*PROVIDED DATA*.
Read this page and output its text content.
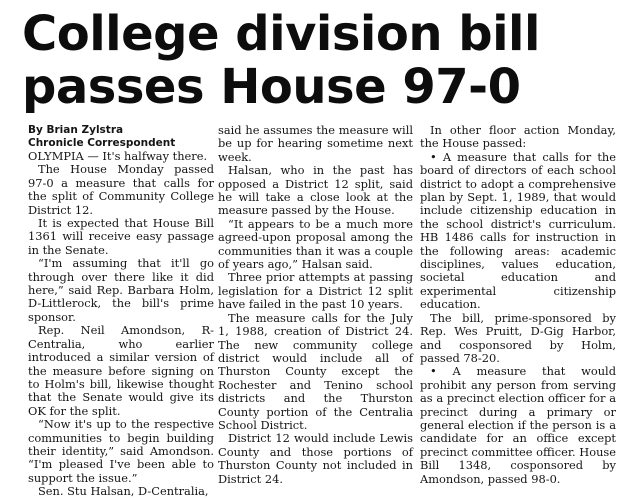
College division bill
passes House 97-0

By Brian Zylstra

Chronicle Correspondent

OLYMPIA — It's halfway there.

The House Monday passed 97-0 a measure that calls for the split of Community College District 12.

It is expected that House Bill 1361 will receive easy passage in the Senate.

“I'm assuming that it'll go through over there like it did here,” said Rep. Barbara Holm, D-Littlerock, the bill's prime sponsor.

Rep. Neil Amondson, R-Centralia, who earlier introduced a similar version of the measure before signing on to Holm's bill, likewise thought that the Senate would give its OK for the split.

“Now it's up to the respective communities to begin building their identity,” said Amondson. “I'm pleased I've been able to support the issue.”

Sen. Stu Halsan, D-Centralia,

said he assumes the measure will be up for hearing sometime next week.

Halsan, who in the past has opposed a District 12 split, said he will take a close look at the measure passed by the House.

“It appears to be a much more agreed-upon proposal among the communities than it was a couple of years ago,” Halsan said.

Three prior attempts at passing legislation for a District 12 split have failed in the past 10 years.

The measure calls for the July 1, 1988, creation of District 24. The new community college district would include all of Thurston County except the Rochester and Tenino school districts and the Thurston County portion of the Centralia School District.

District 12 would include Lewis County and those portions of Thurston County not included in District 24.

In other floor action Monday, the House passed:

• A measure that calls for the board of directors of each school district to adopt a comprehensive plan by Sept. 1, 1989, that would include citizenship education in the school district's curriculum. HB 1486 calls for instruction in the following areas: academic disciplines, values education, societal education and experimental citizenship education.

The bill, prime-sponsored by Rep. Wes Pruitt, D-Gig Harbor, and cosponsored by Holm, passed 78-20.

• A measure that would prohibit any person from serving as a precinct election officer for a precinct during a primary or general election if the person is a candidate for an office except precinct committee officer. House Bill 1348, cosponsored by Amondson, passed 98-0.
* * *
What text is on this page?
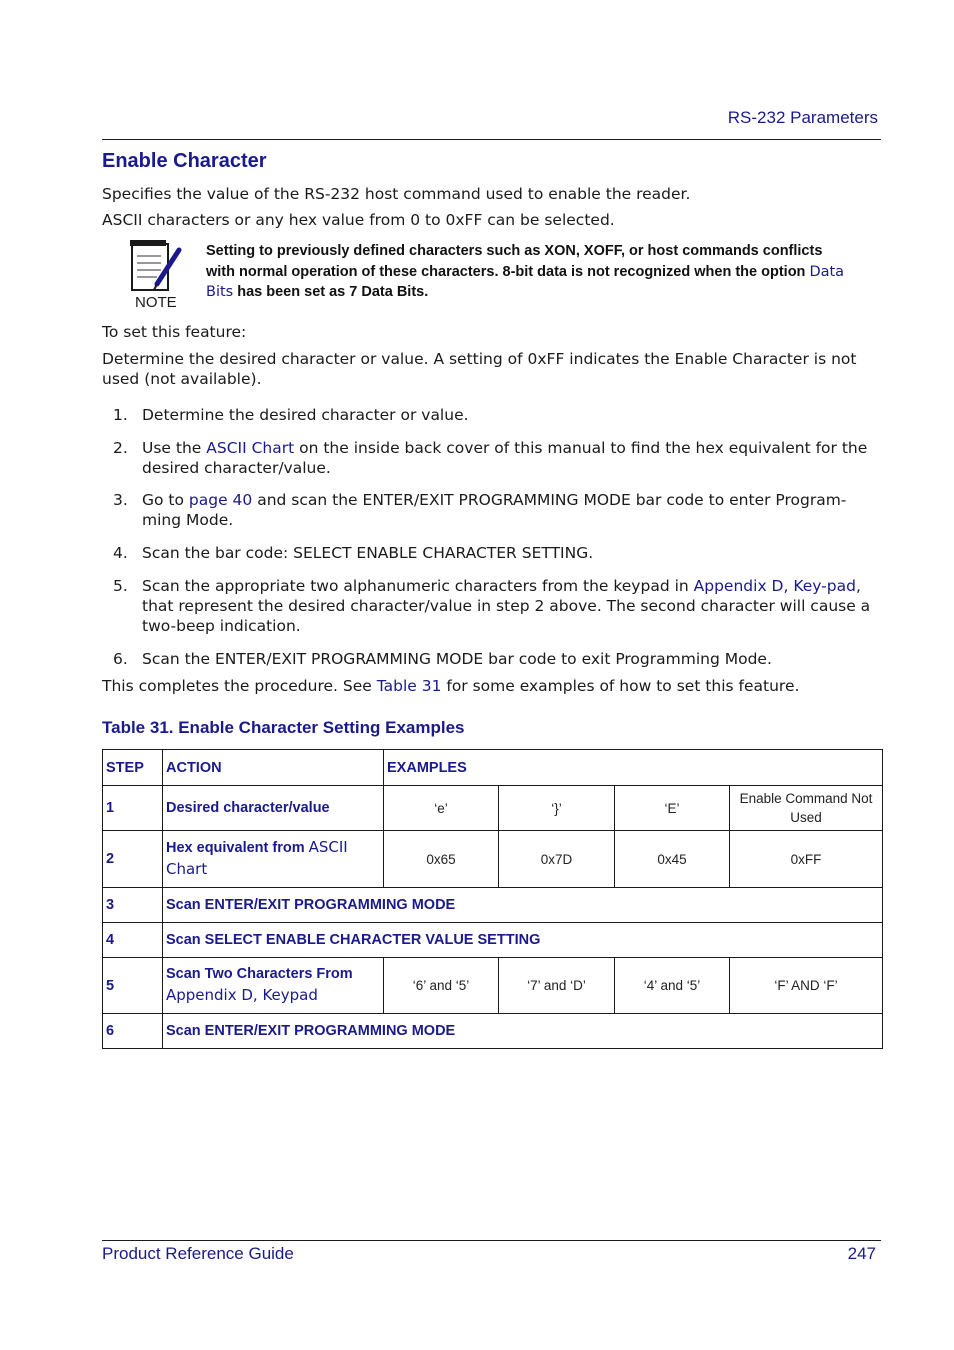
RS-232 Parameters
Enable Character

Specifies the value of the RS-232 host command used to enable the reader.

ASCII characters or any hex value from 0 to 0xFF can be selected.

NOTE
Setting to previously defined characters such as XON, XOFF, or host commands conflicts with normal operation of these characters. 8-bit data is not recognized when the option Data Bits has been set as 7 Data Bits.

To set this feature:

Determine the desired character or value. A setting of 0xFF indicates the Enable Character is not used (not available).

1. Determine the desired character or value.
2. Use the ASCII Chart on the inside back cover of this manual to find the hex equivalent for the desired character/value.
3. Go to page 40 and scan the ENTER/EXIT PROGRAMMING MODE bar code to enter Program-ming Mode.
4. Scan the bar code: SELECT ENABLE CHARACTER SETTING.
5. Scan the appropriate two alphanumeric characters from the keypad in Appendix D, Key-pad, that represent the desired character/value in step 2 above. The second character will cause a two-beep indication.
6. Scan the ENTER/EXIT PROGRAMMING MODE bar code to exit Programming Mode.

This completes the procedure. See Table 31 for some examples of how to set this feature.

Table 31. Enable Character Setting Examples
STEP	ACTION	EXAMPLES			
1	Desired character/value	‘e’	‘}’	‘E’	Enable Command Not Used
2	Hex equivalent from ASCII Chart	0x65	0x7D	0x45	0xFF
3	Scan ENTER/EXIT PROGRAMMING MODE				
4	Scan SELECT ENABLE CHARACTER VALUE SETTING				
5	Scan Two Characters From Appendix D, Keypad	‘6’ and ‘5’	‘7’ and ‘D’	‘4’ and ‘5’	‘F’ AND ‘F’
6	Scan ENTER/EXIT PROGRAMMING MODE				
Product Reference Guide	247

*EXERCISE PROMPT*. Report only the number of lines that hold the word "there".

*RIGHT ANSWER*. 2